Listings of boxed layout items:
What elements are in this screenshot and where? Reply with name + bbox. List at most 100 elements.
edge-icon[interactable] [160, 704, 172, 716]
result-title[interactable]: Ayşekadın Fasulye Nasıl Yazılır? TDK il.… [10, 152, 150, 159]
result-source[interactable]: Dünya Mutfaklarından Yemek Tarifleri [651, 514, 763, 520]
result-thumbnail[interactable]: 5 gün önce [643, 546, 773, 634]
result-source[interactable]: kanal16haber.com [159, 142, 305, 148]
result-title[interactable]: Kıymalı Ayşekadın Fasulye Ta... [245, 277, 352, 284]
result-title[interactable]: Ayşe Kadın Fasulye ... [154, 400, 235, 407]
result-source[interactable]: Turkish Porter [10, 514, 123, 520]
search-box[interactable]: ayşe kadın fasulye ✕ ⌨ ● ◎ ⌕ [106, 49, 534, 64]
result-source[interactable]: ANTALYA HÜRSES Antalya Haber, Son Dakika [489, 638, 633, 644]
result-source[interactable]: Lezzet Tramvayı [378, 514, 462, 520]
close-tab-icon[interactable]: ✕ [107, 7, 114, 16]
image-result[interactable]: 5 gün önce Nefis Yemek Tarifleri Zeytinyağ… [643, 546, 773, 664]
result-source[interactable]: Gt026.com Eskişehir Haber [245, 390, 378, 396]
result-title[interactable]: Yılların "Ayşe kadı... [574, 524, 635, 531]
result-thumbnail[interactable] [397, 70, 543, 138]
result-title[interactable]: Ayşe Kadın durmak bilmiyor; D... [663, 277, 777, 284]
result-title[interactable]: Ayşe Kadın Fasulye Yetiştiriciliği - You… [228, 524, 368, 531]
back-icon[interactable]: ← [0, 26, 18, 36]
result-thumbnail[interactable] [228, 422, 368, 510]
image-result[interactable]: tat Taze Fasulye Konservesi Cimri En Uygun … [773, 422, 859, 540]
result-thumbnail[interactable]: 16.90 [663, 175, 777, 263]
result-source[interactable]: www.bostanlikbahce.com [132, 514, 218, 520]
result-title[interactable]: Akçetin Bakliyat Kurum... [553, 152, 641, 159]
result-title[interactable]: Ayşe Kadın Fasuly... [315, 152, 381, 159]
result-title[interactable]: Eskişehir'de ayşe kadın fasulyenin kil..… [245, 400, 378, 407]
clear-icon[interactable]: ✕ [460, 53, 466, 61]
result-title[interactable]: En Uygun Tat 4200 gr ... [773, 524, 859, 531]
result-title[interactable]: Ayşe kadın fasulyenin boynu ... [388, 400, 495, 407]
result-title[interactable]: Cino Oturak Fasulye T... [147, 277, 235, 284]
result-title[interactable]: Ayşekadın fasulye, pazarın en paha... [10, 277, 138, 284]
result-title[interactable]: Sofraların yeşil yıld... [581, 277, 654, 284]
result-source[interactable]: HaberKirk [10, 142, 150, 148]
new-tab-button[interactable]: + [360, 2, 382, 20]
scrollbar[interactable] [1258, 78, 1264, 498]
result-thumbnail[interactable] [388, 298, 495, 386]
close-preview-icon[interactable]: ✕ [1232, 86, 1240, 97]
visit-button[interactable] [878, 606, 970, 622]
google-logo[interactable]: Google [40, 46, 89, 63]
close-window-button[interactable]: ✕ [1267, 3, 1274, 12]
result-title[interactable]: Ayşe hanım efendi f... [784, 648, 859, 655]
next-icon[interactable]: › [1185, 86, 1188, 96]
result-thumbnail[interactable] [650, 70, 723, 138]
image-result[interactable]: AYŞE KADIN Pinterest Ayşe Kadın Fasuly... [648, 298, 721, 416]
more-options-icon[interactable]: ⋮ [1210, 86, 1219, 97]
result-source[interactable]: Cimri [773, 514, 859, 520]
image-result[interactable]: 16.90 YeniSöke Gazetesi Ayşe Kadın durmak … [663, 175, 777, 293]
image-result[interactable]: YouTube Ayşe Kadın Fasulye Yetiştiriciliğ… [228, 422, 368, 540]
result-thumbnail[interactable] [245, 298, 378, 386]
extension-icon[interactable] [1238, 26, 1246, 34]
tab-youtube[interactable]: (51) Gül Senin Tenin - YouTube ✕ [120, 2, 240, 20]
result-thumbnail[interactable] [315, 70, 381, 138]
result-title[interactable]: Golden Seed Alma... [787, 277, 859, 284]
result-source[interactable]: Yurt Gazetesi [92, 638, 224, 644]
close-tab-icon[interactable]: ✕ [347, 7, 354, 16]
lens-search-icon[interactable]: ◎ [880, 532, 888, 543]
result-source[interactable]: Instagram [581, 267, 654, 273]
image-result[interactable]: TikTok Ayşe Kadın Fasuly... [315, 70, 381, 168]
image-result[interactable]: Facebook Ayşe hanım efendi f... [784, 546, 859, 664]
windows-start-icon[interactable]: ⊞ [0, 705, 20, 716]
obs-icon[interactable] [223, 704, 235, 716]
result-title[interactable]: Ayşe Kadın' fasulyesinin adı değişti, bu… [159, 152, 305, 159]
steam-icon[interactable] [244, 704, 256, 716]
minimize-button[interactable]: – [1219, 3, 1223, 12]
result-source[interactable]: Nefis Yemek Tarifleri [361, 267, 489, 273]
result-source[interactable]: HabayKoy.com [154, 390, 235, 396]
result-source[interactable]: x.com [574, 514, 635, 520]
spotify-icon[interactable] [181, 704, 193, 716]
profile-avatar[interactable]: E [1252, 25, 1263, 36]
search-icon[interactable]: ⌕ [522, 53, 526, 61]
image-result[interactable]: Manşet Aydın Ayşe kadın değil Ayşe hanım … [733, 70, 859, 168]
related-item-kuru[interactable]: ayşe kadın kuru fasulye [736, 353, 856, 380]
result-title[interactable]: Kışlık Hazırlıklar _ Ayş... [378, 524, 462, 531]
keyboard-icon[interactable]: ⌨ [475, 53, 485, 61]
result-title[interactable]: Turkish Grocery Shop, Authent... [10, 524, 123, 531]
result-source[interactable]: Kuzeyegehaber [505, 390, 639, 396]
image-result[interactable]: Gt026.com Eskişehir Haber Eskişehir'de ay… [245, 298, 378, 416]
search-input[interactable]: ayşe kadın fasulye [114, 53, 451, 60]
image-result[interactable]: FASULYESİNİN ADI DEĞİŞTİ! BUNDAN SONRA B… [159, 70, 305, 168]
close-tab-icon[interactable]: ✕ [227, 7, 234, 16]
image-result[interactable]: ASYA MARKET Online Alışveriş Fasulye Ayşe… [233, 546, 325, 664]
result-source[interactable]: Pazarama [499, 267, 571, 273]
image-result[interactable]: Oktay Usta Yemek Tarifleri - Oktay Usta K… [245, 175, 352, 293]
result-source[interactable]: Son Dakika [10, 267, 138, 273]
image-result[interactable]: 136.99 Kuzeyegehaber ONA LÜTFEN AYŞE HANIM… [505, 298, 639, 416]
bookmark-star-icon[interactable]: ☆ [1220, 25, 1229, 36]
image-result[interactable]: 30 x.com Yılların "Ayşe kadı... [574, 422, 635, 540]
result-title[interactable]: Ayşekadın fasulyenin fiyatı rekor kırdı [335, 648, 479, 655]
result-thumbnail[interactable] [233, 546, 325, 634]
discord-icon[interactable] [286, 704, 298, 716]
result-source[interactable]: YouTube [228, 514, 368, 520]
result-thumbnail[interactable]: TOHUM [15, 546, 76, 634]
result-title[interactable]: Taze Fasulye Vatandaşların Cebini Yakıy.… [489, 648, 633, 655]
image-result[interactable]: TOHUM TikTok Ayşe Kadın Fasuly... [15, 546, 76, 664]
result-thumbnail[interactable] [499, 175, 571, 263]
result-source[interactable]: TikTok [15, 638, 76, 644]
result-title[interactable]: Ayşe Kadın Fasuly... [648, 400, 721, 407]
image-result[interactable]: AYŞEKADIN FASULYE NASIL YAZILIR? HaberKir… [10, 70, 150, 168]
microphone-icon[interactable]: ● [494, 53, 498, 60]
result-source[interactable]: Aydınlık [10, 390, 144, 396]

> [Written exercise]:
Format the lines from the start of the records through the line containing "result-source[interactable]: Gt026.com Eskişehir" as a numbered list, omitting any blank lines.

> [Response to the exercise]:
1. What elements are in this screenshot and where? Reply with name + bbox. List at most 100 elements.
2. edge-icon[interactable] [160, 704, 172, 716]
3. result-title[interactable]: Ayşekadın Fasulye Nasıl Yazılır? TDK il.… [10, 152, 150, 159]
4. result-source[interactable]: Dünya Mutfaklarından Yemek Tarifleri [651, 514, 763, 520]
5. result-thumbnail[interactable]: 5 gün önce [643, 546, 773, 634]
6. result-source[interactable]: kanal16haber.com [159, 142, 305, 148]
7. result-title[interactable]: Kıymalı Ayşekadın Fasulye Ta... [245, 277, 352, 284]
8. result-title[interactable]: Ayşe Kadın Fasulye ... [154, 400, 235, 407]
9. result-source[interactable]: Turkish Porter [10, 514, 123, 520]
10. search-box[interactable]: ayşe kadın fasulye ✕ ⌨ ● ◎ ⌕ [106, 49, 534, 64]
11. result-source[interactable]: ANTALYA HÜRSES Antalya Haber, Son Dakika [489, 638, 633, 644]
12. result-source[interactable]: Lezzet Tramvayı [378, 514, 462, 520]
13. close-tab-icon[interactable]: ✕ [107, 7, 114, 16]
14. image-result[interactable]: 5 gün önce Nefis Yemek Tarifleri Zeytinyağ… [643, 546, 773, 664]
15. result-source[interactable]: Gt026.com Eskişehir Haber [245, 390, 378, 396]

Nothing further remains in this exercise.